• _The exercise_: Gather all lines with "Elisenstraße" from the records.

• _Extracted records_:

-=-=-

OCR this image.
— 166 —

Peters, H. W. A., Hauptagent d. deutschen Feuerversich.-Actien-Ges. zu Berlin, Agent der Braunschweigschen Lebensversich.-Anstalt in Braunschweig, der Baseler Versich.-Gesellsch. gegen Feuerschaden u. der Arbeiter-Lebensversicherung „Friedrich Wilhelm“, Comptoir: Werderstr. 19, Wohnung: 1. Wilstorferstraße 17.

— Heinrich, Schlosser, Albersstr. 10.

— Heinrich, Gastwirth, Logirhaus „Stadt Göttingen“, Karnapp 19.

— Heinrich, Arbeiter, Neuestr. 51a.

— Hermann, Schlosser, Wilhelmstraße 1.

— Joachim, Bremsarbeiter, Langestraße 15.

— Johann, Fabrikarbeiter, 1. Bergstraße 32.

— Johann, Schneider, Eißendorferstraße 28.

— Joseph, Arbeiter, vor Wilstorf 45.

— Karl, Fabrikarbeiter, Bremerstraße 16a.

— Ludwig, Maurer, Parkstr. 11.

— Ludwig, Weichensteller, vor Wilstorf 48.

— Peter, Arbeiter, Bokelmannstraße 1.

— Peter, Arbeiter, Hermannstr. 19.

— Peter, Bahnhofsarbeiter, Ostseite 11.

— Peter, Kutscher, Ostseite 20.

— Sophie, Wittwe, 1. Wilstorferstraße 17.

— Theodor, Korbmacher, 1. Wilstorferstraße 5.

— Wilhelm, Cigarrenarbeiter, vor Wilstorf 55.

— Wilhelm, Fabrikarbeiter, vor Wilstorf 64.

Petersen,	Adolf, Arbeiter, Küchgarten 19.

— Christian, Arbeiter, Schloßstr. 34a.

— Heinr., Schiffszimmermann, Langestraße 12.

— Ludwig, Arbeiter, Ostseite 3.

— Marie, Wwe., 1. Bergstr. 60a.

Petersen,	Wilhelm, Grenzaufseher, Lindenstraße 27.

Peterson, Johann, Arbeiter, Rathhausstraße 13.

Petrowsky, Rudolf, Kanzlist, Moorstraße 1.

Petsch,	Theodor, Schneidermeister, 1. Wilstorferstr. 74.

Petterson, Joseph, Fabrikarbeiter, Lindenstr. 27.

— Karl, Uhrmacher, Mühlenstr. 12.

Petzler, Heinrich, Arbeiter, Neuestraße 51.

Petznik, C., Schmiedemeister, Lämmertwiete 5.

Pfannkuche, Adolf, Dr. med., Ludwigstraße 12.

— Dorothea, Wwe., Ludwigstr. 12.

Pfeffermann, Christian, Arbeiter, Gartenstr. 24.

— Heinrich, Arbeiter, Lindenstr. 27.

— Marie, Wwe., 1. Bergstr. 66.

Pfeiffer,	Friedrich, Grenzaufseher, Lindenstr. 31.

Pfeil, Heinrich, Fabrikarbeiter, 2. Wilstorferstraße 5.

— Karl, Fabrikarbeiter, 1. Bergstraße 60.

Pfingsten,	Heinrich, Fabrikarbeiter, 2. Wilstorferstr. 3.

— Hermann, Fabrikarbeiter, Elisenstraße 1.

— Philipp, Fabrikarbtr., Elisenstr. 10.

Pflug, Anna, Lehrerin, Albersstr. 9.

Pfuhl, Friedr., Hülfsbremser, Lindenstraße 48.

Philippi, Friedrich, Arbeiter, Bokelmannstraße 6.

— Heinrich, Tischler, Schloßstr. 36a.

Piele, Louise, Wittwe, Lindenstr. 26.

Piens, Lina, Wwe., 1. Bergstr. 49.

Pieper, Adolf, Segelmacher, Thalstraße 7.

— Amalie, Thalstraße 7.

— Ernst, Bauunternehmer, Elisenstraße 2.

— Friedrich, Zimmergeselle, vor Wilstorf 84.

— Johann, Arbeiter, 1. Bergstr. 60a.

-=-=-

• _Output below_:
— Hermann, Fabrikarbeiter, Elisenstraße 1.
— Ernst, Bauunternehmer, Elisenstraße 2.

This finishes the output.